* Task set *
• 1. In the NASA budget passage, which subcommittee does Rep. Gabrielle Giffords head?
• 2. Duplicate a portion of the NASA budget passage word for word, starting at "That’s troubling to" and ending at "time in office.".
• 3. Go on with the passage about NASA's budget and new course, writing what follows its last sentence.

* Text shown *

But in the Obama administration’s budget, these become simply aspirational destinations, rather than trips on a schedule with deadlines attached.

That’s troubling to a number of the space program’s supporters. Many argue that it’s hard to set a clear course when you have no clear destination.

During a Feb. 3 hearing on NASA’s challenges, Rep. Gabrielle Giffords (D) of Arizona, who heads the House Science Committee’s subcommittee on space and aeronautics, said she was disturbed by what she perceived as a lack of vision reflected in the NASA budget proposal:

“My concern today is not numbers on a ledger, but rather the fate of the American dream to reach for the stars,” she said.

What are the biggest challenges of a new course at NASA?
Perhaps the largest is “traction,” or long-term buy-in from Congress, as well as from NASA’s rank and file. That’s necessary to get the program going and to boost the approach’s prospects for outlasting any single president’s time in office.

* Raw data *
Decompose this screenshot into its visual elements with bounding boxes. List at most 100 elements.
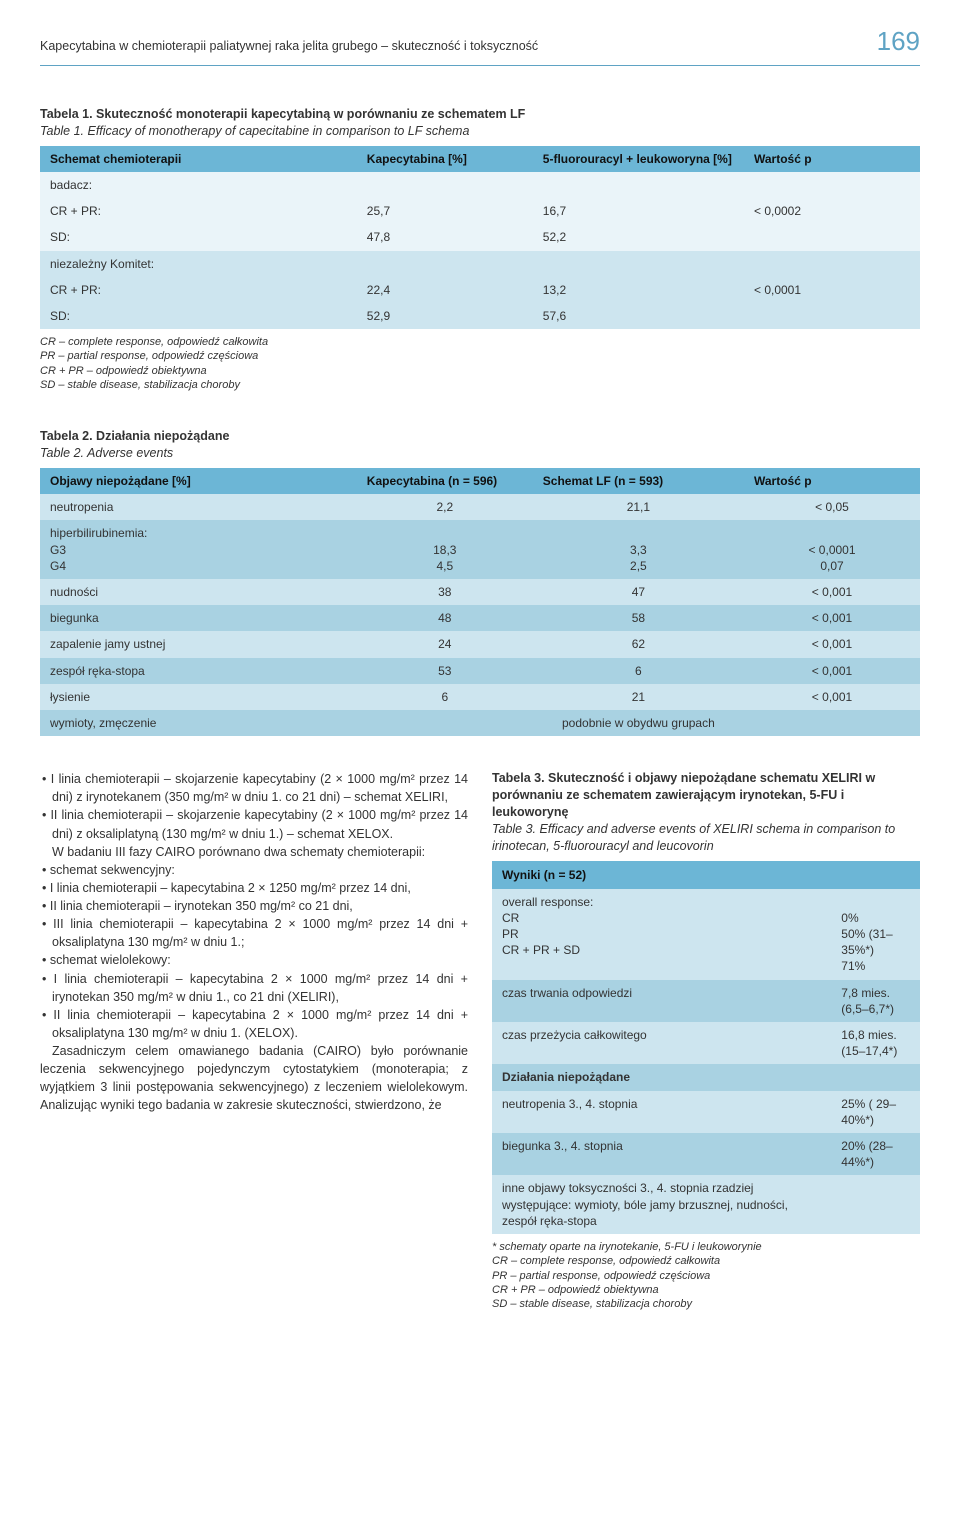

* Answers provided *
• 1. The House Science Committee's subcommittee on space and aeronautics.

• 2.
That’s troubling to a number of the space program’s supporters. Many argue that it’s hard to set a clear course when you have no clear destination.

During a Feb. 3 hearing on NASA’s challenges, Rep. Gabrielle Giffords (D) of Arizona, who heads the House Science Committee’s subcommittee on space and aeronautics, said she was disturbed by what she perceived as a lack of vision reflected in the NASA budget proposal:

“My concern today is not numbers on a ledger, but rather the fate of the American dream to reach for the stars,” she said.

What are the biggest challenges of a new course at NASA?
Perhaps the largest is “traction,” or long-term buy-in from Congress, as well as from NASA’s rank and file. That’s necessary to get the program going and to boost the approach’s prospects for outlasting any single president’s time in office.

• 3.
The NASA track record for traction that spans several decades is uneven. After its start in 1961, the Apollo program failed to outlast the Nixon administration. Apollo’s successor, the shuttle program, has had nearly 40 years’ worth of traction, in no small part because it became the critical link in building the space station and its international partnerships.

Why bother with human spaceflight at all?
For many people and countries, human spaceflight represents a pinnacle of human technological achievement and prestige.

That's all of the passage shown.